PROBLEMAS A RESOLVER:
a: Cite literalmente, do texto sobre a política econômica do governo Lula, o trecho que vai de "Se se perder" até "US$ 20 bilhões.".
b: Responda, com base no texto sobre a política econômica do governo Lula, às perguntas abaixo.
(i) Qual é o superávit primário, em percentual do PIB, que o governo está gerando?
(ii) Qual é o valor aproximado do superávit da balança comercial?
(iii) A partir de qual nível anual de inflação o professor espera haver espaço para uma retomada do crescimento?
c: Dê continuidade ao texto sobre a política econômica do governo Lula, partindo da última frase apresentada.

TEXTO APRESENTADO:
====

Ao
insistir na reforma da Previdência, manter a taxa de juros
elevada e justificar suas rígidas medidas econômicas
com a “dura realidade” brasileira, o presidente Luiz
Inácio Lula da Silva não está maquiando a verdade.
A conjuntura realmente está ruim e a política de juros
altos – tão criticada por setores que apoiaram a candidatura
do então candidato petista, como os sindicalistas e os servidores
públicos – é necessária num momento de
inflação alta. É essa a opinião do professor
do Departamento de Economia da Faculdade de Economia, Administração
e Contabilidade (FEA) da USP Celso Luiz Martone. “Essa política
se explica pelo fato de que não se pode hesitar neste momento”,
analisa o professor. “A esperança é que, depois
de a inflação chegar a um nível de 6% ou 7%
ao ano, exista espaço para uma retomada do crescimento. O
governo joga tudo nessa direção.”
Para
Martone, era preciso que, ao assumir, o atual governo revertesse
o processo inflacionário, sob o risco de inviabilizar a sua
gestão nos próximos quatro anos. “Felizmente
o governo Lula entendeu esse problema e percebeu que, pelo menos
durante algum tempo, será preciso combater a inflação
a qualquer preço, o que explica a política do Banco
Central”, acrescenta o professor. “Claro que há
críticas por parte de vários setores, mas ressalto
que não se pode hesitar quando o problema é a inflação.
Se se perder o controle, não há volta.”
Até
agora o governo está tendo sucesso na queda de braço
contra os preços, acredita o professor. A tendência,
segundo ele, é a taxa de inflação continuar
em queda até chegar às metas fixadas. O lado ruim
é o preço a ser pago por esse domínio da inflação:
a retração da economia, que vê a produção
industrial estagnar e o nível de desemprego aumentar. O único
dado positivo está na balança comercial, cujo superávit
chega a quase US$ 20 bilhões.
A “grande
armadilha” que o Brasil enfrenta há anos, diz Martone,
é o tamanho da sua dívida – problema que cresce
cada vez que o governo é obrigado a subir os juros básicos.
“O governo hoje está gerando um superávit primário
(receitas menos despesas, fora os juros) de 4,25% do PIB, o que
não dá para pagar metade dos juros da dívida.”
Seria preciso gerar superávit primário suficiente
pelo menos para pagar esses juros, calcula o professor, mas eles
são tão altos que isso se torna impossível.
Em conseqüência, a tendência da dívida é
crescer. “Com um PIB hoje em torno de R$ 1,4 trilhão,
até que 4,25% não é um resultado assim tão
ruim. Esse montante pode até ajudar a estabilizar a dívida
e impedir que ela cresça como cresceu no governo FHC”,
acrescenta. “Quanto maior o superávit, mais juros se
poderá pagar e, portanto, a dívida crescerá
menos.”
Todo
o esforço que o governo vem fazendo, porém, é
um “equilíbrio em fio de navalha”, compara Martone.

====

REGISTROS ARMAZENADOS:
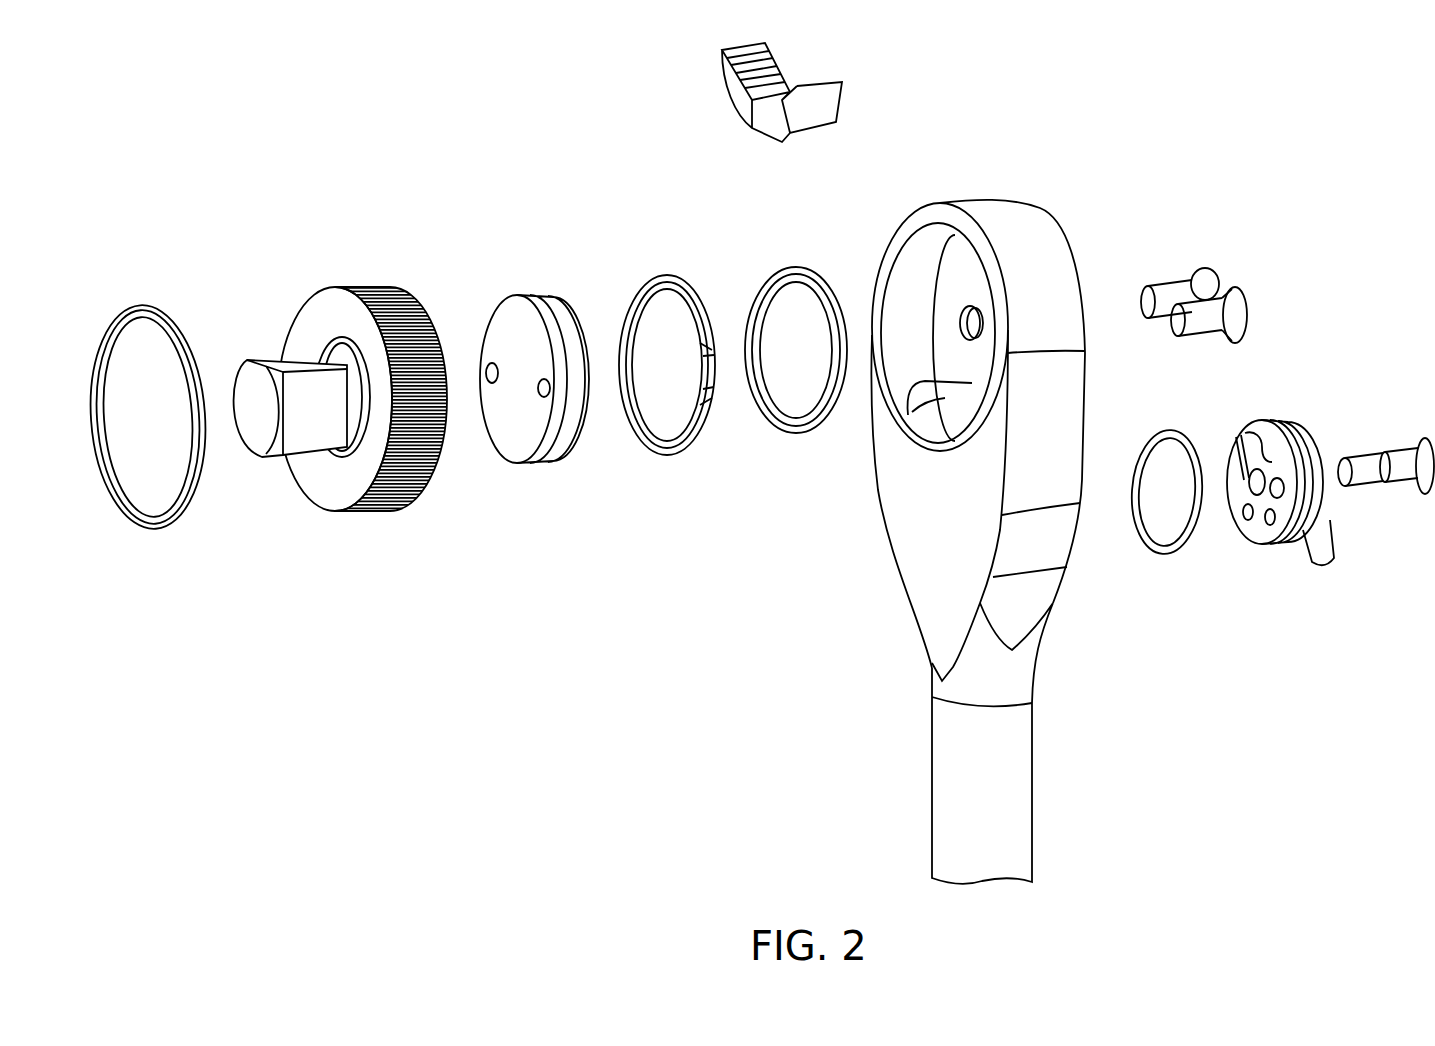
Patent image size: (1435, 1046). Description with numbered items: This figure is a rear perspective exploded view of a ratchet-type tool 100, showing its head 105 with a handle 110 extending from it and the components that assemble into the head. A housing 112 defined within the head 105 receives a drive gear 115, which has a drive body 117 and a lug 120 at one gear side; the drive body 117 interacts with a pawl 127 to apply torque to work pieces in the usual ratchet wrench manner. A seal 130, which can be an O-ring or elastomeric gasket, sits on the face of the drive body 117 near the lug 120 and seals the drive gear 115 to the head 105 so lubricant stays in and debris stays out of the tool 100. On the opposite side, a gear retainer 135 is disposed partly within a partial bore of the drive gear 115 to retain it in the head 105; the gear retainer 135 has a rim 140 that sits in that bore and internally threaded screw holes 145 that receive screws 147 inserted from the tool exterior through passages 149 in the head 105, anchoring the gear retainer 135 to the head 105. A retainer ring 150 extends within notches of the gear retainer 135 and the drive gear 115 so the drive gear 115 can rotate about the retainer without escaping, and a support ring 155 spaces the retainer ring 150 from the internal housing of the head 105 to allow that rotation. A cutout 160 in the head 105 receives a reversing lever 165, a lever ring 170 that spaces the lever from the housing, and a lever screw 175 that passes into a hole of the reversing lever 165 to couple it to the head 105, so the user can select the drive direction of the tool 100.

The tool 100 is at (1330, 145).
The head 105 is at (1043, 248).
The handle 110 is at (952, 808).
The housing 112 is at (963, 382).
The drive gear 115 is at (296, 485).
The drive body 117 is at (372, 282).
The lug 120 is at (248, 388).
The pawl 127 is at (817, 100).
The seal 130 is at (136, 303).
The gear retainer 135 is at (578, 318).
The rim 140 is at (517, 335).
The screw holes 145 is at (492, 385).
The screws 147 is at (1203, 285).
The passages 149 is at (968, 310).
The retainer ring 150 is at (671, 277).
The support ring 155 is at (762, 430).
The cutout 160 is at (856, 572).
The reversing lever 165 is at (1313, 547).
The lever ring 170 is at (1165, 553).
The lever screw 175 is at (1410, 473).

====

RESPOSTAS POR TAREFA:
a:
Se se perder o controle, não há volta.”
Até
agora o governo está tendo sucesso na queda de braço
contra os preços, acredita o professor. A tendência,
segundo ele, é a taxa de inflação continuar
em queda até chegar às metas fixadas. O lado ruim
é o preço a ser pago por esse domínio da inflação:
a retração da economia, que vê a produção
industrial estagnar e o nível de desemprego aumentar. O único
dado positivo está na balança comercial, cujo superávit
chega a quase US$ 20 bilhões.

b:
(i) 4,25% do PIB.
(ii) Quase US$ 20 bilhões.
(iii) 6% ou 7% ao ano.

c:
“Qualquer ventinho lateral pode derrubar. Essa é a
grande armadilha fiscal que existe no Brasil e o que limita muito
a capacidade de o País crescer.” O professor lembra
que, nos últimos anos, o crescimento da economia brasileira
tem sido medíocre: nos anos 90, por exemplo, a taxa de crescimento
ficou em torno de 2,5% ao ano. Em comparação, nos
anos 70 esse índice foi de 6% a 7% ao ano e, na década
de 80, ficou em 2%. A partir de 2000, tem ficado abaixo de 2,5%.
“Com esse crescimento não dá para resolver o
problema do emprego, da distribuição de renda, do
bem-estar das pessoas e da qualidade de vida”, lamenta Martone.
“Estamos lutando para ficar no mesmo lugar. A
população cresce 1,4% ao ano e, ao contrário,
a renda familiar, medida tanto pelo IBGE como pelo Seade, tem caído
muito. As pessoas estão ficando cada vez mais pobres. Se
contarmos a média dos últimos cinco anos, a renda
familiar caiu em torno de 6%.”
Aristóteles
e Maquiavel – Mas os setores que historicamente apoiaram Lula
parecem não aceitar a explicação da “dura
realidade econômica” para justificar as medidas do governo,
que chamam de “neoliberais” e consideram inaceitáveis
para um governo “de esquerda”. Entre esses setores estão
os intelectuais – muitos deles da USP –, que não
têm poupado o ex-sindicalista.
O sociólogo
Francisco de Oliveira, professor aposentado da USP, por exemplo,
disse que, como cidadão, está preocupado com a ameaça
ao Estado republicano, que se funda no funcionalismo público
e este deve se orientar por regras claras, laicas e sem discriminação.
“É uma conquista brasileira e o funcionalismo público
não pode ser demonizado nem transformado em bode expiatório
da Previdência. A questão não é tirar
privilégios – ele não os tem –, mas combater
as superaposentadorias ao abrigo da lei. É preciso elevar
o nível previdenciário do setor privado, não
desmontar o funcionalismo público.” O sociólogo
não vê problema no fato de o sistema ser deficitário,
pois é assim no mundo inteiro. Encará-lo como problema
é próprio de uma visão neoliberal. “Desde
Aristóteles, o primeiro dever da República é
garantir o bem-estar do cidadão. Muito tempo depois apareceram
definições maquiavélicas, envolvendo a luta
pelo poder. Deve-se atentar mais para Aristóteles do que
para Maquiavel.”
A propósito
de outras reformas discutidas no governo Lula, como a trabalhista,
Francisco de Oliveira considerou um equívoco destituir os
trabalhadores de seus direitos, a exemplo do direito às férias.
“Isso é conseqüência de o PT se enfileirar
no neoliberalismo.” Mas como foi acontecer que Lula, que fez
carreira sindical e política apresentando-se como alternativa
para o neoliberalismo, de repente passe a atuar, ele mesmo, como
neoliberal ao assumir o governo? Francisco de Oliveira responde
que não foi bem assim: “A mudança já
vinha se operando sub-repticiamente, escondida pela retórica.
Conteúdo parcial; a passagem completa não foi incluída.